## [Task description]
Copy the data exactly as it appears, and do not include any pictures.

----

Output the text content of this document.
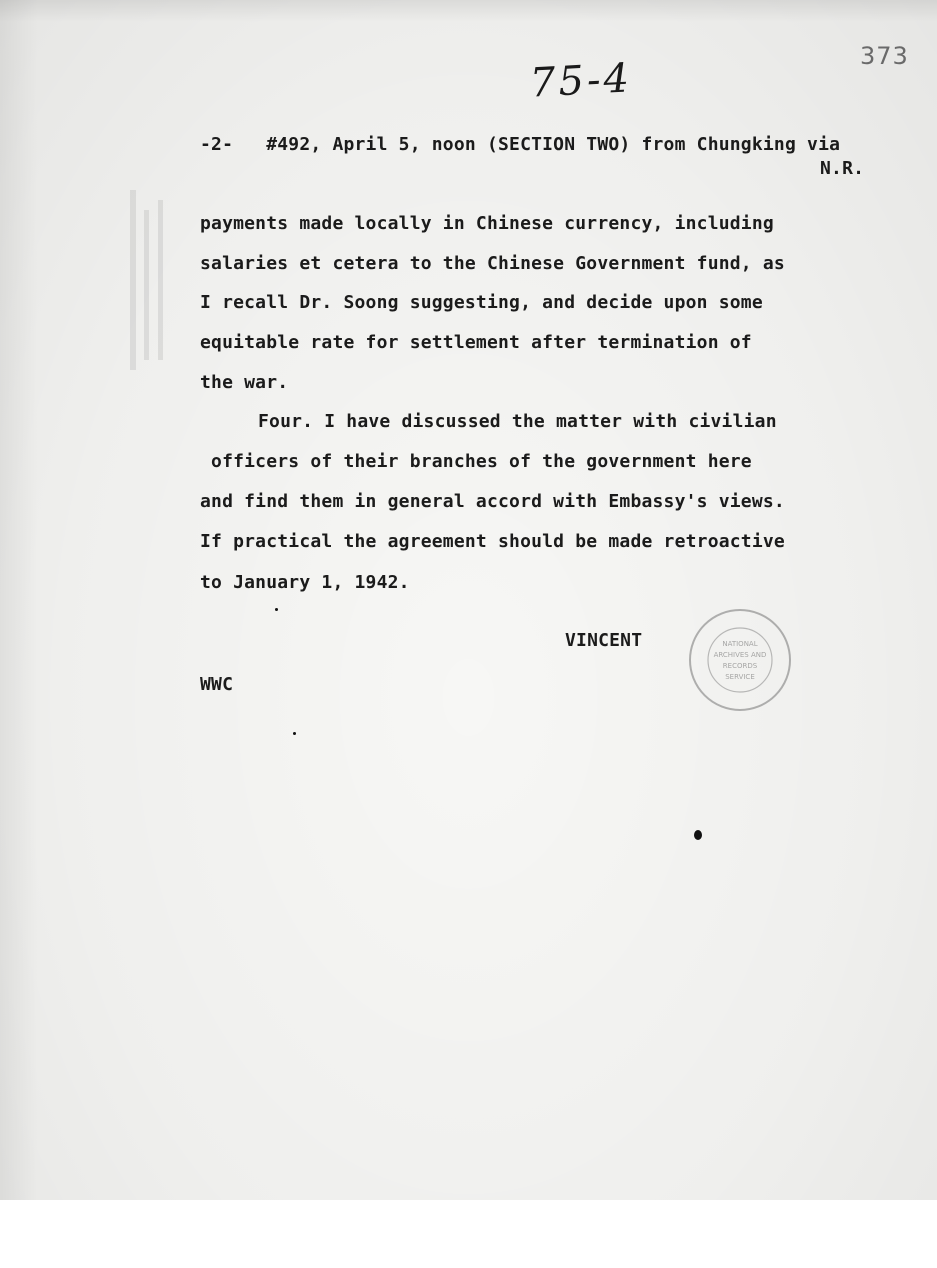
373
75-4
-2-   #492, April 5, noon (SECTION TWO) from Chungking via
N.R.
payments made locally in Chinese currency, including
salaries et cetera to the Chinese Government fund, as
I recall Dr. Soong suggesting, and decide upon some
equitable rate for settlement after termination of
the war.
Four. I have discussed the matter with civilian
officers of their branches of the government here
and find them in general accord with Embassy's views.
If practical the agreement should be made retroactive
to January 1, 1942.
VINCENT
WWC
NATIONAL
ARCHIVES AND
RECORDS
SERVICE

----

## [Answer to the exercise]
Output the text content of this document.
373
75-4
-2-   #492, April 5, noon (SECTION TWO) from Chungking via
N.R.
payments made locally in Chinese currency, including
salaries et cetera to the Chinese Government fund, as
I recall Dr. Soong suggesting, and decide upon some
equitable rate for settlement after termination of
the war.
Four. I have discussed the matter with civilian
officers of their branches of the government here
and find them in general accord with Embassy's views.
If practical the agreement should be made retroactive
to January 1, 1942.
VINCENT
WWC
NATIONAL
ARCHIVES AND
RECORDS
SERVICE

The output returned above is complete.